* [Data for this task]
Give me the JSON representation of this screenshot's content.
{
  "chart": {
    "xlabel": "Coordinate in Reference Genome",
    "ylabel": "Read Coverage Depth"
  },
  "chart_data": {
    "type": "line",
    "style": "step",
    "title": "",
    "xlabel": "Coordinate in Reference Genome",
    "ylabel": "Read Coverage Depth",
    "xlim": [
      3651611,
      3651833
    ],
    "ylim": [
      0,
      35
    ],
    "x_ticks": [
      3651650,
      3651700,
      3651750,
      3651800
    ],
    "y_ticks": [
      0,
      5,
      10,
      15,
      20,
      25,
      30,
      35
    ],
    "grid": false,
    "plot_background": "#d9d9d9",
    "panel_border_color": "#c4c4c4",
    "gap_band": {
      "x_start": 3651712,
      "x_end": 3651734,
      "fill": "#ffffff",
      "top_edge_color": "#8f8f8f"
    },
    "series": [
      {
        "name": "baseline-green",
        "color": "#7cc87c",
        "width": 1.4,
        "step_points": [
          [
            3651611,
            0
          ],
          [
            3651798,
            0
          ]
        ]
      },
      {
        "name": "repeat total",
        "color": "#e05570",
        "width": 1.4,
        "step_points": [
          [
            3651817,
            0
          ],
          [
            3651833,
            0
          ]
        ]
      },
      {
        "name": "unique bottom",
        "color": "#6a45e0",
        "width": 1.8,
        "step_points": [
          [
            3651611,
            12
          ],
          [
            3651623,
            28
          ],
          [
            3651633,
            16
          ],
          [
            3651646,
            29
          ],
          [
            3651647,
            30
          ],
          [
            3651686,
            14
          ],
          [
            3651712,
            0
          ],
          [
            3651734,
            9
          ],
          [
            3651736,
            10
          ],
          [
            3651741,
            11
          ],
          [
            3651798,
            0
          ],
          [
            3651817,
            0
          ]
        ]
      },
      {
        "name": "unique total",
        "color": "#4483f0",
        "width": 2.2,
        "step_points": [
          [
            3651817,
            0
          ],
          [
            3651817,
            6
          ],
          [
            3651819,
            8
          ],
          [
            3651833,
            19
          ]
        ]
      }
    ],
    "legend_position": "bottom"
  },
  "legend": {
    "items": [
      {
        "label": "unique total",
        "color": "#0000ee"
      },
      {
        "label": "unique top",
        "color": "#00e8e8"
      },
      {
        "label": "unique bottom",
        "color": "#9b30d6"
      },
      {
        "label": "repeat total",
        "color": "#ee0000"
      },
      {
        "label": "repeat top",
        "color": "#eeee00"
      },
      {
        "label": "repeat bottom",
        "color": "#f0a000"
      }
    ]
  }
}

* [What to work on]
Line by line, retype the entire listing exactly.

* [Solution to the exercise]
Give me the JSON representation of this screenshot's content.
{
  "chart": {
    "xlabel": "Coordinate in Reference Genome",
    "ylabel": "Read Coverage Depth"
  },
  "chart_data": {
    "type": "line",
    "style": "step",
    "title": "",
    "xlabel": "Coordinate in Reference Genome",
    "ylabel": "Read Coverage Depth",
    "xlim": [
      3651611,
      3651833
    ],
    "ylim": [
      0,
      35
    ],
    "x_ticks": [
      3651650,
      3651700,
      3651750,
      3651800
    ],
    "y_ticks": [
      0,
      5,
      10,
      15,
      20,
      25,
      30,
      35
    ],
    "grid": false,
    "plot_background": "#d9d9d9",
    "panel_border_color": "#c4c4c4",
    "gap_band": {
      "x_start": 3651712,
      "x_end": 3651734,
      "fill": "#ffffff",
      "top_edge_color": "#8f8f8f"
    },
    "series": [
      {
        "name": "baseline-green",
        "color": "#7cc87c",
        "width": 1.4,
        "step_points": [
          [
            3651611,
            0
          ],
          [
            3651798,
            0
          ]
        ]
      },
      {
        "name": "repeat total",
        "color": "#e05570",
        "width": 1.4,
        "step_points": [
          [
            3651817,
            0
          ],
          [
            3651833,
            0
          ]
        ]
      },
      {
        "name": "unique bottom",
        "color": "#6a45e0",
        "width": 1.8,
        "step_points": [
          [
            3651611,
            12
          ],
          [
            3651623,
            28
          ],
          [
            3651633,
            16
          ],
          [
            3651646,
            29
          ],
          [
            3651647,
            30
          ],
          [
            3651686,
            14
          ],
          [
            3651712,
            0
          ],
          [
            3651734,
            9
          ],
          [
            3651736,
            10
          ],
          [
            3651741,
            11
          ],
          [
            3651798,
            0
          ],
          [
            3651817,
            0
          ]
        ]
      },
      {
        "name": "unique total",
        "color": "#4483f0",
        "width": 2.2,
        "step_points": [
          [
            3651817,
            0
          ],
          [
            3651817,
            6
          ],
          [
            3651819,
            8
          ],
          [
            3651833,
            19
          ]
        ]
      }
    ],
    "legend_position": "bottom"
  },
  "legend": {
    "items": [
      {
        "label": "unique total",
        "color": "#0000ee"
      },
      {
        "label": "unique top",
        "color": "#00e8e8"
      },
      {
        "label": "unique bottom",
        "color": "#9b30d6"
      },
      {
        "label": "repeat total",
        "color": "#ee0000"
      },
      {
        "label": "repeat top",
        "color": "#eeee00"
      },
      {
        "label": "repeat bottom",
        "color": "#f0a000"
      }
    ]
  }
}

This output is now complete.